* **Exercise materials**:
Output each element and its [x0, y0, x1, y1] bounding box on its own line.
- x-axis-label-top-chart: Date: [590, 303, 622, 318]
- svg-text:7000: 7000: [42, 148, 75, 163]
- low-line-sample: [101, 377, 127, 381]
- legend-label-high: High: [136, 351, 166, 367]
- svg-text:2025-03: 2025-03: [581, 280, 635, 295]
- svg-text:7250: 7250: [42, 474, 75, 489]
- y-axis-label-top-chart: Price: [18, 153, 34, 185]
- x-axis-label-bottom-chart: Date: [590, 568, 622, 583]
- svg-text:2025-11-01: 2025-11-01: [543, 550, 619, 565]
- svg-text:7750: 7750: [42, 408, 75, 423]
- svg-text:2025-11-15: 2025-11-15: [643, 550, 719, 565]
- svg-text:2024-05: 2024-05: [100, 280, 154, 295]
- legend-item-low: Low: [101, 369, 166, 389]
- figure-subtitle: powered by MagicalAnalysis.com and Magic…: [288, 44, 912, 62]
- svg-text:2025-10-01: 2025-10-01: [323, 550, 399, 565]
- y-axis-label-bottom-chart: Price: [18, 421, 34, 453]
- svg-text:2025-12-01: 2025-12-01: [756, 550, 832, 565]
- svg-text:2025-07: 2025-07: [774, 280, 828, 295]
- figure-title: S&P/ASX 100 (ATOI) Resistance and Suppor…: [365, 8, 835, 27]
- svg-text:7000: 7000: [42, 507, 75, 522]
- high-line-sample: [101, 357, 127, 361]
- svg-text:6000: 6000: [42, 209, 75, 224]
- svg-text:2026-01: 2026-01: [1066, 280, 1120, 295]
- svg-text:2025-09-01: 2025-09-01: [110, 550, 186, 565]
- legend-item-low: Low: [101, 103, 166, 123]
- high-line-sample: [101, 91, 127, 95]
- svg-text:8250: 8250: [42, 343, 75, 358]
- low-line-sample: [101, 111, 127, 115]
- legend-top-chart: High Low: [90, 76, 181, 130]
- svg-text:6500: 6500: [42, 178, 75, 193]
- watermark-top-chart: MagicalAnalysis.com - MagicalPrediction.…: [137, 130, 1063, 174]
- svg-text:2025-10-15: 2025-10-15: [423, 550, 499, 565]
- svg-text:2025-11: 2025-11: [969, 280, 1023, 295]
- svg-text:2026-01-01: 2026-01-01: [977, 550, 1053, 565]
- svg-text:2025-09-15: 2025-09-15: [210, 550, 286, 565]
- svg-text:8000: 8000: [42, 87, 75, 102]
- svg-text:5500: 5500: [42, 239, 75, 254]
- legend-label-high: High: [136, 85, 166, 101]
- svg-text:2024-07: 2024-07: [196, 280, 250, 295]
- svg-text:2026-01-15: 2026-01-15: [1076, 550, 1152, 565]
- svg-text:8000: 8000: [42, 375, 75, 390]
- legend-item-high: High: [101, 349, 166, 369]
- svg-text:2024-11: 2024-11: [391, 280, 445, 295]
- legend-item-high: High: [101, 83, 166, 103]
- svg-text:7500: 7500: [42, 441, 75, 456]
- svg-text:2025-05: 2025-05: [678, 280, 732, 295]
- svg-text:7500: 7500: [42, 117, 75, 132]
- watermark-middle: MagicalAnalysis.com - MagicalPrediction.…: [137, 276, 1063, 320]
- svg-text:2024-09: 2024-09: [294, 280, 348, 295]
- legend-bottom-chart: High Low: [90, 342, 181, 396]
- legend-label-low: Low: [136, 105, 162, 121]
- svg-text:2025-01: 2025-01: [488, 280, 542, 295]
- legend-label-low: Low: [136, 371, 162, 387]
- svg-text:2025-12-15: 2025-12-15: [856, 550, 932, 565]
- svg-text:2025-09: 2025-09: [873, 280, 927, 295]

* * *

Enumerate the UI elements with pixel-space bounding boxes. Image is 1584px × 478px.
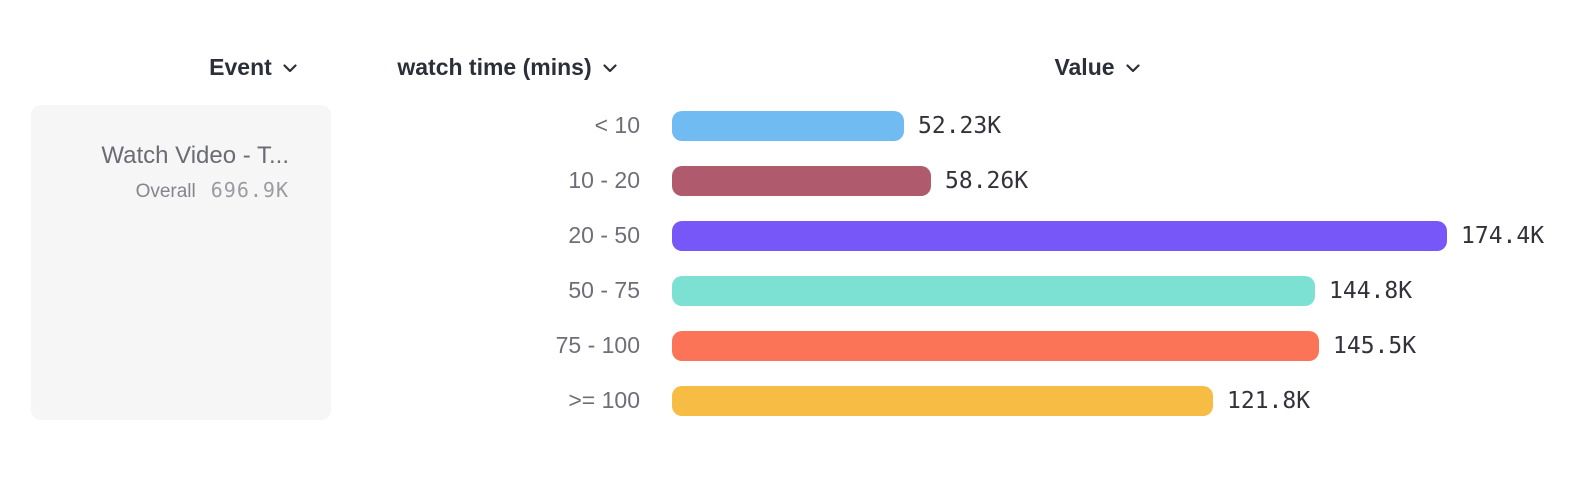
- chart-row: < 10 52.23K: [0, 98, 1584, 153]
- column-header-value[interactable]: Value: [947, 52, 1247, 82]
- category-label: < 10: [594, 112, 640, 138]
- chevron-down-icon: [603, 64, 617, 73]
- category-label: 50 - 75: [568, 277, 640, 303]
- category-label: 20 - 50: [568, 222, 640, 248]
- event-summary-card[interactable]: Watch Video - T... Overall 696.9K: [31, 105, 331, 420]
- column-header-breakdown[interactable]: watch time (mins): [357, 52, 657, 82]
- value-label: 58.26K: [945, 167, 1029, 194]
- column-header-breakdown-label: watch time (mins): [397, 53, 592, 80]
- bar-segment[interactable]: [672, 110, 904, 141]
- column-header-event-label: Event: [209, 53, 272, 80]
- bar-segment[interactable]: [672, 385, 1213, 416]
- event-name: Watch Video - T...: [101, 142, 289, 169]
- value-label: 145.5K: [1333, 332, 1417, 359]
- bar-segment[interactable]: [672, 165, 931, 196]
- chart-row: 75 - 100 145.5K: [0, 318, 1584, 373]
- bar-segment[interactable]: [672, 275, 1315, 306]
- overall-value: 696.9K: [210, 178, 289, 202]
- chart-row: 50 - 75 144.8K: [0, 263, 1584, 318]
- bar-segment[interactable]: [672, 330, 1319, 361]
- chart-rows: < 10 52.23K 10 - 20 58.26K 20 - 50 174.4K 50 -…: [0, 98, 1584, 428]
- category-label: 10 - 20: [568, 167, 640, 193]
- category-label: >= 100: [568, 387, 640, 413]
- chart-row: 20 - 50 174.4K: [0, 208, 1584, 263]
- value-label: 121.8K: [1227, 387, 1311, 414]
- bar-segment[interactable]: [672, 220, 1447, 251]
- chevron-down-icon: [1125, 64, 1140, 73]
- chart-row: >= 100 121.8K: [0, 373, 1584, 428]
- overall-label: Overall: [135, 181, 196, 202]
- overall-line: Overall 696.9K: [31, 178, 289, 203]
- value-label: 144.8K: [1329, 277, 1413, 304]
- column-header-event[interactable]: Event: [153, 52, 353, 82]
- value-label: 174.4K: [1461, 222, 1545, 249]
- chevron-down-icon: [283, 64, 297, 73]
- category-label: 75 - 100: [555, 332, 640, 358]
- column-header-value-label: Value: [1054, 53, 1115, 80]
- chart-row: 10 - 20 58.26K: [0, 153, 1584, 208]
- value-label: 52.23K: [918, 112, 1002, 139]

--

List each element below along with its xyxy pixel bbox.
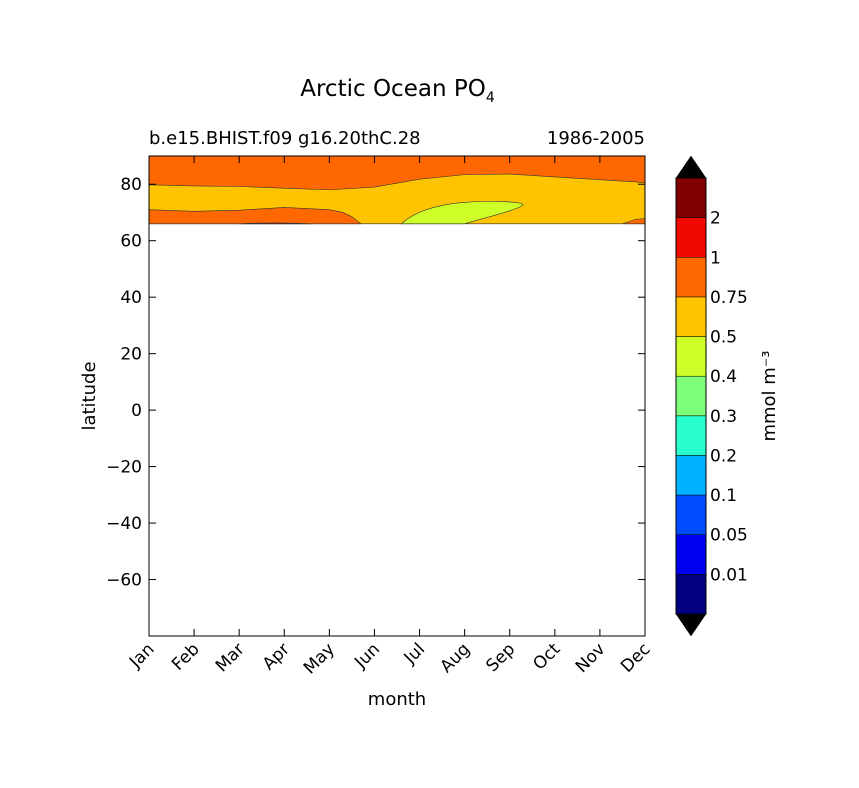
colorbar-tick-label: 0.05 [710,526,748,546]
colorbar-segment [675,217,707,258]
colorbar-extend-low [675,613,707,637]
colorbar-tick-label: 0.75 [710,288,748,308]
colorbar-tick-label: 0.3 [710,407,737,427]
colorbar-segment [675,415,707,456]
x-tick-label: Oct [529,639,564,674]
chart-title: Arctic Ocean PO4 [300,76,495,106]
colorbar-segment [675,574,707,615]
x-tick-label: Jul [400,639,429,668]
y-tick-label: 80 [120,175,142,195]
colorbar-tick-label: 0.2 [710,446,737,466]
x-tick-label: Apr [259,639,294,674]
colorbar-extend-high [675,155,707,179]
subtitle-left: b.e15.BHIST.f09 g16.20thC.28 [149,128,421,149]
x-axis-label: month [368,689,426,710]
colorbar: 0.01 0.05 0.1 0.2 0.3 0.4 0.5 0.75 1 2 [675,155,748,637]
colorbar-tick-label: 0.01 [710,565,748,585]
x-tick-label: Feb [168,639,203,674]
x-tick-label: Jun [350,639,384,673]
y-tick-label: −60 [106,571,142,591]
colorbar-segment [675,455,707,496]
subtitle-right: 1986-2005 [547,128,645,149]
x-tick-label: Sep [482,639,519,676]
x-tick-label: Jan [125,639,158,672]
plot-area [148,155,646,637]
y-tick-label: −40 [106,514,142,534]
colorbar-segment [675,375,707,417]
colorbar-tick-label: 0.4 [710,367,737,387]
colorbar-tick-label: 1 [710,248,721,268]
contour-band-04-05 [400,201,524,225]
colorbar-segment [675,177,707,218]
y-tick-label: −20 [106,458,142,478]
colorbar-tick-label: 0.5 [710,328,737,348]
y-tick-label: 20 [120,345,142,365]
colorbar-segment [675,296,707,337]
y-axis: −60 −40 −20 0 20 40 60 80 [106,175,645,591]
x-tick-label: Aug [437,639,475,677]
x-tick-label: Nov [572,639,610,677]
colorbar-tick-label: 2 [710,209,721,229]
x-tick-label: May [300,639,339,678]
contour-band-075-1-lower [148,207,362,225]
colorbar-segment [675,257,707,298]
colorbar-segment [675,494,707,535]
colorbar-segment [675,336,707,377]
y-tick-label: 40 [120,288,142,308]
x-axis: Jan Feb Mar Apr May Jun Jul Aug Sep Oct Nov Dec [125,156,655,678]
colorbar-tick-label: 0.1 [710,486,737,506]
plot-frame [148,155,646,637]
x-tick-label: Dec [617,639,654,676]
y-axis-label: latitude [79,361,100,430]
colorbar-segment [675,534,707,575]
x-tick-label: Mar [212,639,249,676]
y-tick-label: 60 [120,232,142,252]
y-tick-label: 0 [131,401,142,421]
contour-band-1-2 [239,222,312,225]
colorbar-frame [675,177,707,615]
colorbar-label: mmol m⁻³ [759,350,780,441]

* **What is needed**:
Could you echo the items starting at the line containing "colorbar-tick-label: 0.05 [710,526,748,546]" and ending at the line containing "plot-area [148,155,646,637]", with both of those lines included?

* **Finished task**:
colorbar-tick-label: 0.05 [710,526,748,546]
colorbar-segment [675,217,707,258]
colorbar-extend-low [675,613,707,637]
colorbar-tick-label: 0.75 [710,288,748,308]
colorbar-tick-label: 0.3 [710,407,737,427]
colorbar-segment [675,415,707,456]
x-tick-label: Oct [529,639,564,674]
chart-title: Arctic Ocean PO4 [300,76,495,106]
colorbar-segment [675,574,707,615]
x-tick-label: Jul [400,639,429,668]
y-tick-label: 80 [120,175,142,195]
colorbar-tick-label: 0.2 [710,446,737,466]
x-tick-label: Apr [259,639,294,674]
colorbar-extend-high [675,155,707,179]
subtitle-left: b.e15.BHIST.f09 g16.20thC.28 [149,128,421,149]
x-axis-label: month [368,689,426,710]
colorbar: 0.01 0.05 0.1 0.2 0.3 0.4 0.5 0.75 1 2 [675,155,748,637]
colorbar-tick-label: 0.01 [710,565,748,585]
x-tick-label: Feb [168,639,203,674]
x-tick-label: Jun [350,639,384,673]
y-tick-label: −60 [106,571,142,591]
colorbar-segment [675,455,707,496]
subtitle-right: 1986-2005 [547,128,645,149]
x-tick-label: Sep [482,639,519,676]
x-tick-label: Jan [125,639,158,672]
plot-area [148,155,646,637]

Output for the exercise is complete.